Required task →
Could you output each line of the data that follows exactly?

Data extract →

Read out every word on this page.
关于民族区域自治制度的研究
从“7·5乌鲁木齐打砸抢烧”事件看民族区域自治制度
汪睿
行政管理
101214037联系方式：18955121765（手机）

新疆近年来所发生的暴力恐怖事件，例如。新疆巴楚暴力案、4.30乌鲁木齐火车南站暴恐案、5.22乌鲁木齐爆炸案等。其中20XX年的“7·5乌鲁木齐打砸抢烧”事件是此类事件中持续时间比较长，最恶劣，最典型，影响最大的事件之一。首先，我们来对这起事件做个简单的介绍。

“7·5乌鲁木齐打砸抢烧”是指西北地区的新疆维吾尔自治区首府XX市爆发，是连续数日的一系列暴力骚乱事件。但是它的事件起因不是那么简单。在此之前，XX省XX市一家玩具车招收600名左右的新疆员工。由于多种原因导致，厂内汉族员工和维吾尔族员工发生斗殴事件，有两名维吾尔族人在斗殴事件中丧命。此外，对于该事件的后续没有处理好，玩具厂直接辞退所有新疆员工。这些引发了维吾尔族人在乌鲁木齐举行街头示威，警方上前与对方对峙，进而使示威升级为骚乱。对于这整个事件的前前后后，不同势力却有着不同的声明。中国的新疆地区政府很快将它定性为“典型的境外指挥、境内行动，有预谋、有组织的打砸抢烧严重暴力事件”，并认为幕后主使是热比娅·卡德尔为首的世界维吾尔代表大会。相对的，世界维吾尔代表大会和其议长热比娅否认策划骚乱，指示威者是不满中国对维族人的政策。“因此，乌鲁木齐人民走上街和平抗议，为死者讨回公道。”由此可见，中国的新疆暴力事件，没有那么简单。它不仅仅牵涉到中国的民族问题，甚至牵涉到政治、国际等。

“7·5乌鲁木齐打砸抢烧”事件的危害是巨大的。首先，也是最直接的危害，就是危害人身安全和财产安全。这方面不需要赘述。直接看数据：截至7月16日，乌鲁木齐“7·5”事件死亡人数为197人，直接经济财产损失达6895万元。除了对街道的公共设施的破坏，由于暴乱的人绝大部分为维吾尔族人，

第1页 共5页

Response →
Read out every word on this page.
关于民族区域自治制度的研究
从“7·5乌鲁木齐打砸抢烧”事件看民族区域自治制度
汪睿
行政管理
101214037联系方式：18955121765（手机）

新疆近年来所发生的暴力恐怖事件，例如。新疆巴楚暴力案、4.30乌鲁木齐火车南站暴恐案、5.22乌鲁木齐爆炸案等。其中20XX年的“7·5乌鲁木齐打砸抢烧”事件是此类事件中持续时间比较长，最恶劣，最典型，影响最大的事件之一。首先，我们来对这起事件做个简单的介绍。

“7·5乌鲁木齐打砸抢烧”是指西北地区的新疆维吾尔自治区首府XX市爆发，是连续数日的一系列暴力骚乱事件。但是它的事件起因不是那么简单。在此之前，XX省XX市一家玩具车招收600名左右的新疆员工。由于多种原因导致，厂内汉族员工和维吾尔族员工发生斗殴事件，有两名维吾尔族人在斗殴事件中丧命。此外，对于该事件的后续没有处理好，玩具厂直接辞退所有新疆员工。这些引发了维吾尔族人在乌鲁木齐举行街头示威，警方上前与对方对峙，进而使示威升级为骚乱。对于这整个事件的前前后后，不同势力却有着不同的声明。中国的新疆地区政府很快将它定性为“典型的境外指挥、境内行动，有预谋、有组织的打砸抢烧严重暴力事件”，并认为幕后主使是热比娅·卡德尔为首的世界维吾尔代表大会。相对的，世界维吾尔代表大会和其议长热比娅否认策划骚乱，指示威者是不满中国对维族人的政策。“因此，乌鲁木齐人民走上街和平抗议，为死者讨回公道。”由此可见，中国的新疆暴力事件，没有那么简单。它不仅仅牵涉到中国的民族问题，甚至牵涉到政治、国际等。

“7·5乌鲁木齐打砸抢烧”事件的危害是巨大的。首先，也是最直接的危害，就是危害人身安全和财产安全。这方面不需要赘述。直接看数据：截至7月16日，乌鲁木齐“7·5”事件死亡人数为197人，直接经济财产损失达6895万元。除了对街道的公共设施的破坏，由于暴乱的人绝大部分为维吾尔族人，

第1页 共5页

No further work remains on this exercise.